==== SELECTED TEXT

Saint Francis Mem'l Hosp. v. Cal. Dep't of Pub. Health
Saint Francis Mem'l Hosp. v. Cal. Dep't of Pub. Health
Opinion of the Court
*362*619Saint Francis Memorial Hospital (Saint Francis) petitioned for a writ of administrative mandate after being fined by the California Department of Public Health (Department). The trial court sustained the Department's demurrer based on the statute of limitations, and judgment was entered in the Department's favor. On appeal, Saint Francis argues that the court erred by sustaining the demurrer because the petition was timely under the applicable statutes, the limitations period was equitably tolled, and the Department is equitably estopped from claiming the petition was filed late. We affirm.
*620I.
FACTUAL AND PROCEDURAL BACKGROUND
This case arose after surgical staff at Saint Francis left a sponge in a patient during the patient's back surgery in 2010. The patient was required to endure a second surgery and be treated with powerful intravenous antibiotics. As a result of this incident, the Department imposed a $50,000 fine on Saint Francis for not having appropriate sponge-count policies and for not effectively training on, and ensuring compliance with, such policies. Saint Francis challenged the fine, and a hearing was held before an Administrative Law Judge (ALJ). The ALJ issued a proposed decision finding no basis for the fine because Saint Francis had adequate policies and procedures to guard against the mistakes that led to the incident.
On December 15, 2015, after receiving further briefing and evidence, the Department issued a final decision that rejected the ALJ's proposed decision, determined that Saint Francis had not implemented an appropriate sponge-count policy, and affirmed the fine. The decision was "effective immediately," and it was served on Saint Francis by certified mail the next day, December 16.
On December 30, 2015, Saint Francis submitted a request for reconsideration. The Department answered the request without "notif[ying Saint Francis] that the request ... was void or otherwise invalid," and then denied it on January 14, 2016. Also on January 14, apparently not knowing that the request for reconsideration had been or was being denied, counsel for Saint Francis e-mailed a Department attorney that Saint Francis intended to file a writ petition. In the e-mail, St. Francis's counsel also stated, "As I read the statute [the Department] has until today to accept or reject the request [for reconsideration]. If no action is taken it is deemed denied. I think the additional five days for mailing arguably applies; do you agree? This would extend to next Tuesday to decide the request." The Department attorney responded by e-mail, "I believe you are correct."
Saint Francis filed its writ petition in the trial court on January 26, 2016. The Department demurred on the basis that the petition was not timely. The court sustained the demurrer with "leave to amend to allege additional facts necessary to assert the equitable tolling of the statute of limitations."

========

→ **PROBLEM SET**:
1. Duplicate the part of the hospital fine opinion starting with "FACTUAL AND PROCEDURAL" and going on through "to the incident.".
2. Answer these questions from the hospital fine opinion:
(a) How large was the fine the Department imposed on Saint Francis?
(b) On what date did the Department issue its final decision?
(c) On what date did Saint Francis file its writ petition in the trial court?
The records below this opinion come from a separate source.

==== RECORDED INFORMATION

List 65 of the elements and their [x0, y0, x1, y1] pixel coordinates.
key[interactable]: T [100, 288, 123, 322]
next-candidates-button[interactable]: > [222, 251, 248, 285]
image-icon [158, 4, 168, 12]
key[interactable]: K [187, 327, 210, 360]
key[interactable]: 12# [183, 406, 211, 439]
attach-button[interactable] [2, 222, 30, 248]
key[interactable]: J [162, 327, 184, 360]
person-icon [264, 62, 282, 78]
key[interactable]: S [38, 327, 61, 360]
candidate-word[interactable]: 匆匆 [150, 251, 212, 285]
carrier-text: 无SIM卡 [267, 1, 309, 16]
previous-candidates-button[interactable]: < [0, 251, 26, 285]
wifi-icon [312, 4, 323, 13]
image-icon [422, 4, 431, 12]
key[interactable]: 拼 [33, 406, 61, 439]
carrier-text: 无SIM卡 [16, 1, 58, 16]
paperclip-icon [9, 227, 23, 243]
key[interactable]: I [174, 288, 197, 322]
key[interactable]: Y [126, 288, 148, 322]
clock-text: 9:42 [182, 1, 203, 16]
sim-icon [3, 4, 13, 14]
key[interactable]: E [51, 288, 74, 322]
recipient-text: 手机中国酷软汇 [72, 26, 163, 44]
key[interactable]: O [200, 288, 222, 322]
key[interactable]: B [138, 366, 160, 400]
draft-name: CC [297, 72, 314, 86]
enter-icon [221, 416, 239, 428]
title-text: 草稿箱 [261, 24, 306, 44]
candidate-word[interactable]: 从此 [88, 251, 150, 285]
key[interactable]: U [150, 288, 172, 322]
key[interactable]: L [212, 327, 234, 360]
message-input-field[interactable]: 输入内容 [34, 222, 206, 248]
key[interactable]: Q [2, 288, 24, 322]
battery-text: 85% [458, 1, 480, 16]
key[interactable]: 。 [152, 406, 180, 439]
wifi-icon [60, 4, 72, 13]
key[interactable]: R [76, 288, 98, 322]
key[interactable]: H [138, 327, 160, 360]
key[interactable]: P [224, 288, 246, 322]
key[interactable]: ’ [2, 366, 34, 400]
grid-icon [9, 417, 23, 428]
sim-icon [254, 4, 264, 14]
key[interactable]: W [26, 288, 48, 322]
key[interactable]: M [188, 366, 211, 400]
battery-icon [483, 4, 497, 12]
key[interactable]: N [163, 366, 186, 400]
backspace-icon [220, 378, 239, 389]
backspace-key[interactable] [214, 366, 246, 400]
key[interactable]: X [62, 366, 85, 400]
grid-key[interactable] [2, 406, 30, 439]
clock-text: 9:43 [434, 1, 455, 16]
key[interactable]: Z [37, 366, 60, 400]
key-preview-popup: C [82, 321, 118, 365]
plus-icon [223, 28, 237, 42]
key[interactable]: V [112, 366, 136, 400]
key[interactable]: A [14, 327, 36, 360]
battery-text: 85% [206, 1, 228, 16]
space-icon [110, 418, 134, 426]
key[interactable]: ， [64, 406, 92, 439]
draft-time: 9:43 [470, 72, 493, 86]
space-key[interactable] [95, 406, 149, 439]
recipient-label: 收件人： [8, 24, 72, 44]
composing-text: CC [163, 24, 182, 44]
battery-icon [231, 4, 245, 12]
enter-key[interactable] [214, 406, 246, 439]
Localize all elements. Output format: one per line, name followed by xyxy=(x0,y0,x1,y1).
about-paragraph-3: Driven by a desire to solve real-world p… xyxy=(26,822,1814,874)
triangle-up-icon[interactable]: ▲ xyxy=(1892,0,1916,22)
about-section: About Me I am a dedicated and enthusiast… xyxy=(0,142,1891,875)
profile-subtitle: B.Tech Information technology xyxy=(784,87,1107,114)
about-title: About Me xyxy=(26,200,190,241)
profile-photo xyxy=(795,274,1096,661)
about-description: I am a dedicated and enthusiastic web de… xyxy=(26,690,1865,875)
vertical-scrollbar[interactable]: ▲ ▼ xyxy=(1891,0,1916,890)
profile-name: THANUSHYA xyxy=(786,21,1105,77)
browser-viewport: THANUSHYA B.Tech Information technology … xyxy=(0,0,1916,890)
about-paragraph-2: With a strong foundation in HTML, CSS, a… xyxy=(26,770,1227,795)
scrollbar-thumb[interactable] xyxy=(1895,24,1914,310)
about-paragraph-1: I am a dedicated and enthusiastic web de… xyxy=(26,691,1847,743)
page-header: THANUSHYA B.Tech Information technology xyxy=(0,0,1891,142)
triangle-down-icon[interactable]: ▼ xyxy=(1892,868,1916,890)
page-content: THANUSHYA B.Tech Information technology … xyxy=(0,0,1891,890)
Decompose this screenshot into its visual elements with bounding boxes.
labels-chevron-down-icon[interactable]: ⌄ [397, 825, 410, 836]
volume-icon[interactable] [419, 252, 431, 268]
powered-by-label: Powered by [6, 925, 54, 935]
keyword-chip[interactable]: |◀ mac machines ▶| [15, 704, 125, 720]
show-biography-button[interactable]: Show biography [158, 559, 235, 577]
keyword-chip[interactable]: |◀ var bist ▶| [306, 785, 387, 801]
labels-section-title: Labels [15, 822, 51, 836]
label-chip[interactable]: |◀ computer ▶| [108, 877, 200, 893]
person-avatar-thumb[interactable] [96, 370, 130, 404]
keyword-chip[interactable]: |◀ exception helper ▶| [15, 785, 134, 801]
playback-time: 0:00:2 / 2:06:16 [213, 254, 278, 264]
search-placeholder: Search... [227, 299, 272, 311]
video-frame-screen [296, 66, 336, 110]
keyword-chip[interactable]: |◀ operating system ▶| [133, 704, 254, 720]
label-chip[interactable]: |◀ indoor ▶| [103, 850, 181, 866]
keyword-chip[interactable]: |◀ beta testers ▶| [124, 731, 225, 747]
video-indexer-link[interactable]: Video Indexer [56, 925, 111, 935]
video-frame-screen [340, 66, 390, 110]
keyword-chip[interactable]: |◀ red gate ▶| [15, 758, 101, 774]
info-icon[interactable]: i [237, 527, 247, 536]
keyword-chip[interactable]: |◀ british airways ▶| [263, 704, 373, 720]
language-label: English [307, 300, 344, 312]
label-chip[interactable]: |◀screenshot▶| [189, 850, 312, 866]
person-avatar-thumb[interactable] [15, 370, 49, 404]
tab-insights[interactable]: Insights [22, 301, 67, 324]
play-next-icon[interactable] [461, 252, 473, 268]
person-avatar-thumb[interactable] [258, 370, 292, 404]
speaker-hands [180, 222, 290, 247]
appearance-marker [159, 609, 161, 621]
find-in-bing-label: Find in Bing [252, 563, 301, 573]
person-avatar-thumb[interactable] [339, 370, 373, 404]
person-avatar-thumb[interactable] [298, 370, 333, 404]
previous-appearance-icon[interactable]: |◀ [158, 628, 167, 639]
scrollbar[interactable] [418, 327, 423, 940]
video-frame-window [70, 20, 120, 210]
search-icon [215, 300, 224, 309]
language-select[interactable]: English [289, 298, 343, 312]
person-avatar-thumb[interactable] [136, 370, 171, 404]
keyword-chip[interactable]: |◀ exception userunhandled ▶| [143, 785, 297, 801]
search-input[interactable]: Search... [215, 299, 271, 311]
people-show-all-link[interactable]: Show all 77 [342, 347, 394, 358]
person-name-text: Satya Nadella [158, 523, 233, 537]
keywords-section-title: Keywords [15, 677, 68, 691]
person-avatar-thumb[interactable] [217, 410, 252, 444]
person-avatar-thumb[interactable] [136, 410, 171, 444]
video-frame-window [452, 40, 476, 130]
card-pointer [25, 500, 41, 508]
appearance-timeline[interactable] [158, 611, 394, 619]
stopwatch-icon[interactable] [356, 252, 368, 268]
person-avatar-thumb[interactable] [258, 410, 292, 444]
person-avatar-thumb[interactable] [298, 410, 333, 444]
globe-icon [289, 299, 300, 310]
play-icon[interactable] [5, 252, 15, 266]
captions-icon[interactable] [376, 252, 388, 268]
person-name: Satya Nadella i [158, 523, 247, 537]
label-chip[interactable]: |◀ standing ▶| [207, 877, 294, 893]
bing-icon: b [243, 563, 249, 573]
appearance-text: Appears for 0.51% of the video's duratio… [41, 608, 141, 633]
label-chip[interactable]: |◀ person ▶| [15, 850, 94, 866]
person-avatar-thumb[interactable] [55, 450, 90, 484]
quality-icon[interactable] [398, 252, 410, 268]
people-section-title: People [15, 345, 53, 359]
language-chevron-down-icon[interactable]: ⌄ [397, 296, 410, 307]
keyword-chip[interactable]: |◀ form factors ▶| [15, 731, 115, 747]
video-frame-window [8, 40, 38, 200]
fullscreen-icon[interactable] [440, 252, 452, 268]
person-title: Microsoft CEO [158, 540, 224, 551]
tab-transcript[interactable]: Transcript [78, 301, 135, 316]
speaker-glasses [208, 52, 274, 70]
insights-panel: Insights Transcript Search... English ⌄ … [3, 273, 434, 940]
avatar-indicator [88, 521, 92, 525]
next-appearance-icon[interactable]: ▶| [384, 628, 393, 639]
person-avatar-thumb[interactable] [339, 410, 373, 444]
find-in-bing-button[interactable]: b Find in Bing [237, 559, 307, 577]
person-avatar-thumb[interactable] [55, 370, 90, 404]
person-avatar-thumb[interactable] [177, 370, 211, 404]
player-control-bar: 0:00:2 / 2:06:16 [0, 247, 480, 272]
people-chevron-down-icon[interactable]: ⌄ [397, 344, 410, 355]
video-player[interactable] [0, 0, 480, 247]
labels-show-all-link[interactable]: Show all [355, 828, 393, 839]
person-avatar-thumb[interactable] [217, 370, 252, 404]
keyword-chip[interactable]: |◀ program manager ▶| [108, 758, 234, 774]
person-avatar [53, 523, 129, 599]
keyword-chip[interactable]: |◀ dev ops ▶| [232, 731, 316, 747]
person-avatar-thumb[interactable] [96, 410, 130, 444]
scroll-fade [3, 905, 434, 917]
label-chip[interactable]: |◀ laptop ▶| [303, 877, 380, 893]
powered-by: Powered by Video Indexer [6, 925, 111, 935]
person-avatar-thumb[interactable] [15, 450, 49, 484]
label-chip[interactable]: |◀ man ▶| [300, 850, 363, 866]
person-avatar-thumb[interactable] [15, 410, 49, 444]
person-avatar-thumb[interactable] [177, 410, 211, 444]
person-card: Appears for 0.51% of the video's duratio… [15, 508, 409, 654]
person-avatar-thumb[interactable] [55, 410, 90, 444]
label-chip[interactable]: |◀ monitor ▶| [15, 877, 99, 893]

========

→ **EXPECTED RESULTS**:
1.
FACTUAL AND PROCEDURAL BACKGROUND
This case arose after surgical staff at Saint Francis left a sponge in a patient during the patient's back surgery in 2010. The patient was required to endure a second surgery and be treated with powerful intravenous antibiotics. As a result of this incident, the Department imposed a $50,000 fine on Saint Francis for not having appropriate sponge-count policies and for not effectively training on, and ensuring compliance with, such policies. Saint Francis challenged the fine, and a hearing was held before an Administrative Law Judge (ALJ). The ALJ issued a proposed decision finding no basis for the fine because Saint Francis had adequate policies and procedures to guard against the mistakes that led to the incident.

2.
(a) $50,000
(b) December 15, 2015
(c) January 26, 2016